** BEGIN **

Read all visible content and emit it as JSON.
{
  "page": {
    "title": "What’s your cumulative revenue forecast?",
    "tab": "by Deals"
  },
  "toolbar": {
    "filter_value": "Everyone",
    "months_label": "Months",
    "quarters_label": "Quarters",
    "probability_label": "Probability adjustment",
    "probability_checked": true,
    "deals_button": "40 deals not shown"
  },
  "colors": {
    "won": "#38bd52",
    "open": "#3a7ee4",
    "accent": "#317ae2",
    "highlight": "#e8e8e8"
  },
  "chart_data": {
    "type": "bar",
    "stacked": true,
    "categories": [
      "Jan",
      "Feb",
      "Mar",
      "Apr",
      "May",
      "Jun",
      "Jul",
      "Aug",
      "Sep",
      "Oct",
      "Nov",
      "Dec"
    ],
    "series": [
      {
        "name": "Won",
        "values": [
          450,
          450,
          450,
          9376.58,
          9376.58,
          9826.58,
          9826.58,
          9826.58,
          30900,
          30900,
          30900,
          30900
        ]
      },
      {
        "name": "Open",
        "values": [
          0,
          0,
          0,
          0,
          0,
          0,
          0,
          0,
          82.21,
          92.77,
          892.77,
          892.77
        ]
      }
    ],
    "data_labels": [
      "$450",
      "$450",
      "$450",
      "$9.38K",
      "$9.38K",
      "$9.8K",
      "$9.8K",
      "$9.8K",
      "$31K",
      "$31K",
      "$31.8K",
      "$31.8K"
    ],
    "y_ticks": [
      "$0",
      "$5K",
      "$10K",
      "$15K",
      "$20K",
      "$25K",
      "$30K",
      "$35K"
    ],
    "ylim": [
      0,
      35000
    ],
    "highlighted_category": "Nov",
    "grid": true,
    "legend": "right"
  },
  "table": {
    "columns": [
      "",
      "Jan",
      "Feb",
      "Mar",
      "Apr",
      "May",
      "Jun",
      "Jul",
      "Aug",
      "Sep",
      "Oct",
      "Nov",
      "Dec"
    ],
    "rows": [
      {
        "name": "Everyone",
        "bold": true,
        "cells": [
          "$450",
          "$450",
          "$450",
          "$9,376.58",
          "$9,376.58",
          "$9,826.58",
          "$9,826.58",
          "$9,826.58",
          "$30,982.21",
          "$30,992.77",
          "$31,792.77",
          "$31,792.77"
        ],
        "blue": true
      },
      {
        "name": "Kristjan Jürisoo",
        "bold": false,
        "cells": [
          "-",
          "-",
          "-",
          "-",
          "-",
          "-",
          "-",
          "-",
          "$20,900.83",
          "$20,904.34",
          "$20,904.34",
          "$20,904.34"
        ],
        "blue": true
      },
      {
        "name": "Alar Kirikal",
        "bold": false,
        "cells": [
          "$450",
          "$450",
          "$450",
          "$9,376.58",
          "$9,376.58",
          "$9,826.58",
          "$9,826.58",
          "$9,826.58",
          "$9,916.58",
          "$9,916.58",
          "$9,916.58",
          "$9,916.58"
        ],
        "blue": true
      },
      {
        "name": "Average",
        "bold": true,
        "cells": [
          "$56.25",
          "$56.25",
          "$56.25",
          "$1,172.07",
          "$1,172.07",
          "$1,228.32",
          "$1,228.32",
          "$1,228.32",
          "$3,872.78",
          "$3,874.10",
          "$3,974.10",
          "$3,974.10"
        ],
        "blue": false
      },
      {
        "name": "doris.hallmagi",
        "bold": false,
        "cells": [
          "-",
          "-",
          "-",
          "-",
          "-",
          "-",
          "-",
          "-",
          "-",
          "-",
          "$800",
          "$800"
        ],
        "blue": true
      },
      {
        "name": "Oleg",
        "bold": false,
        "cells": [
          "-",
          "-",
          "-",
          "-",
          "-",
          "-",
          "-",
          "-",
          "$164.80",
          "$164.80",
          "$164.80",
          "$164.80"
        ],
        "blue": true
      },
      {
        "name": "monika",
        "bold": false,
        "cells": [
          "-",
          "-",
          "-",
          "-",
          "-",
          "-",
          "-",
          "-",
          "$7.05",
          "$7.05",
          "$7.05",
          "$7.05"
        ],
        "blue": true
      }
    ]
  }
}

** END **

WHAT THE TASK ASKS:
Copy out every line in the listing where the word "Everyone" appears.

WRITTEN SOLUTION:
    "filter_value": "Everyone",
        "name": "Everyone",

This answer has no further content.